> Raw data:

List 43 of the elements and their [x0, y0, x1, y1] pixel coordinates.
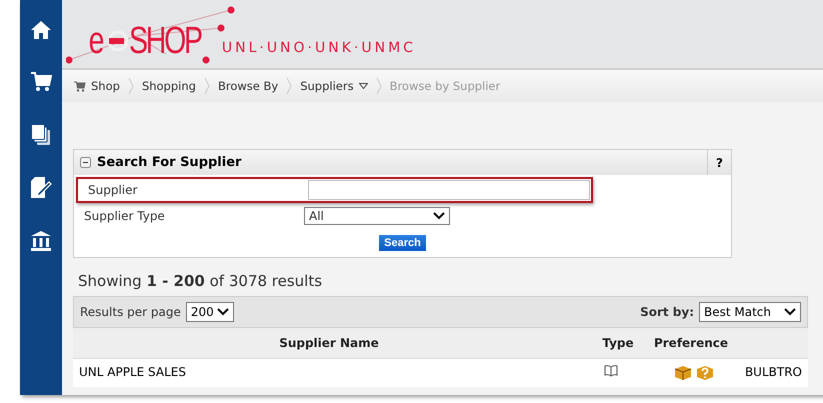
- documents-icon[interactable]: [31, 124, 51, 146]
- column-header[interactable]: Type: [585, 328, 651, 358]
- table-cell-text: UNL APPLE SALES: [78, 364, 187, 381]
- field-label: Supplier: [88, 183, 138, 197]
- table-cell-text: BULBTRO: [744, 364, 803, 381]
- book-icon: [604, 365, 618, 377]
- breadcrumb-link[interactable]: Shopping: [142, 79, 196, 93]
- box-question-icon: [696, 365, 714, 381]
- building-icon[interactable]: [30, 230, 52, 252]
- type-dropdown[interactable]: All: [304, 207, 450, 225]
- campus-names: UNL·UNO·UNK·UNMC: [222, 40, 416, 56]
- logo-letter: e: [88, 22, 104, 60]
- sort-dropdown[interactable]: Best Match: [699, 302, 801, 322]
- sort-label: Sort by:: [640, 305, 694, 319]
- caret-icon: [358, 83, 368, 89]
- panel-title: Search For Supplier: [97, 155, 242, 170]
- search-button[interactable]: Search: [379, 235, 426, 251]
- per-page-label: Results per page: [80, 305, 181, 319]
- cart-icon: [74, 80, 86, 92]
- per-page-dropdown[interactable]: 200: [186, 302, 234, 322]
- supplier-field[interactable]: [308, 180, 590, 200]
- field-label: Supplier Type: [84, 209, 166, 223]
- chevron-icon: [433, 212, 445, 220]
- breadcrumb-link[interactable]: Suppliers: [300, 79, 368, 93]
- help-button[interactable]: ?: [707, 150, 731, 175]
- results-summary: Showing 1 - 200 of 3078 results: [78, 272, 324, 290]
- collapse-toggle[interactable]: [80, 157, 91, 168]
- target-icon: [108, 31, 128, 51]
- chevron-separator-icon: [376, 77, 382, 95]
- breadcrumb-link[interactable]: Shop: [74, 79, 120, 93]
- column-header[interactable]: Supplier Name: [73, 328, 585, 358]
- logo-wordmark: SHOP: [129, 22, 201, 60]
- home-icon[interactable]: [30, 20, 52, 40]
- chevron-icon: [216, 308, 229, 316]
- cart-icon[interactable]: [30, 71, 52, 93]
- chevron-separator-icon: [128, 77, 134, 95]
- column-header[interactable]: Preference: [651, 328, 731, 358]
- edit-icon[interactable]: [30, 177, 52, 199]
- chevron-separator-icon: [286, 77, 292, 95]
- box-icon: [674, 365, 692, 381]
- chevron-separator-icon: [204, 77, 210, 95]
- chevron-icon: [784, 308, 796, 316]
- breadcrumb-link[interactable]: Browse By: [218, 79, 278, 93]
...
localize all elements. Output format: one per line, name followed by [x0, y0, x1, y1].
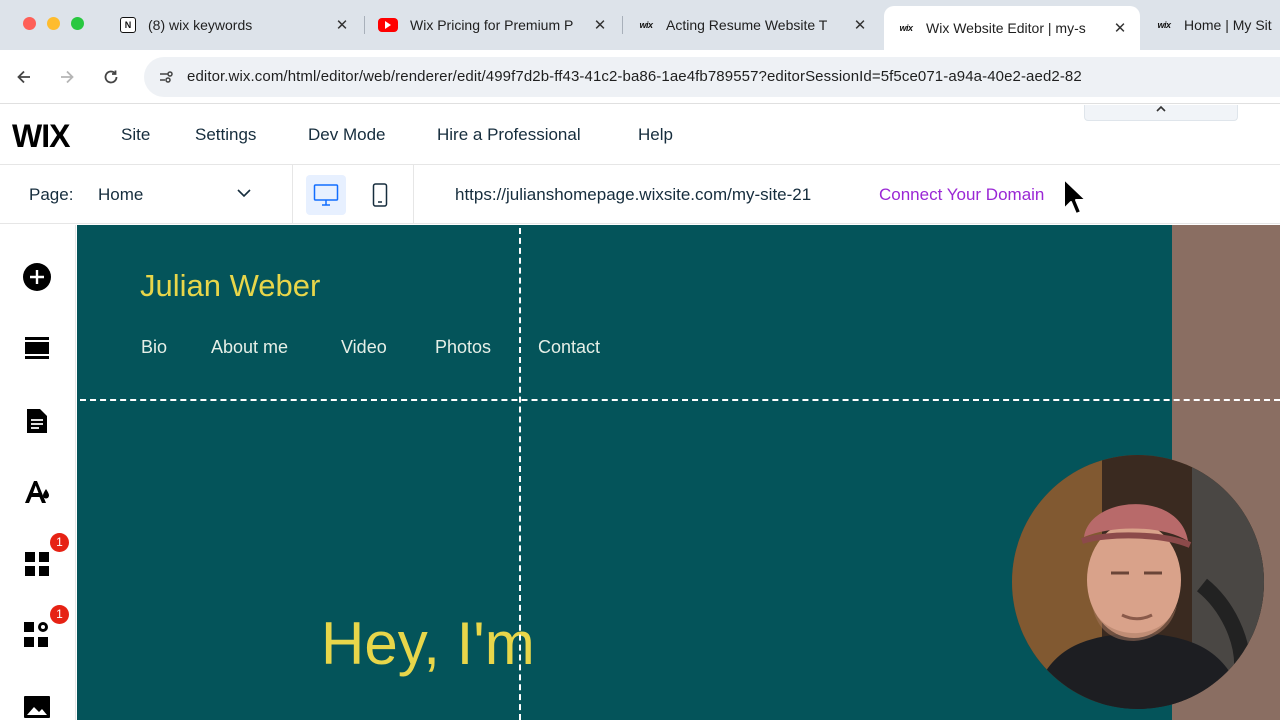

> The exercise:
Retype the data from the line with "List 43 of the" to the line with "- field-label: Supplier: [88, 183, 138, 197]", including both of those lines, and omit the pictures.

> Solved problem:
List 43 of the elements and their [x0, y0, x1, y1] pixel coordinates.
- documents-icon[interactable]: [31, 124, 51, 146]
- column-header[interactable]: Type: [585, 328, 651, 358]
- table-cell-text: UNL APPLE SALES: [78, 364, 187, 381]
- field-label: Supplier: [88, 183, 138, 197]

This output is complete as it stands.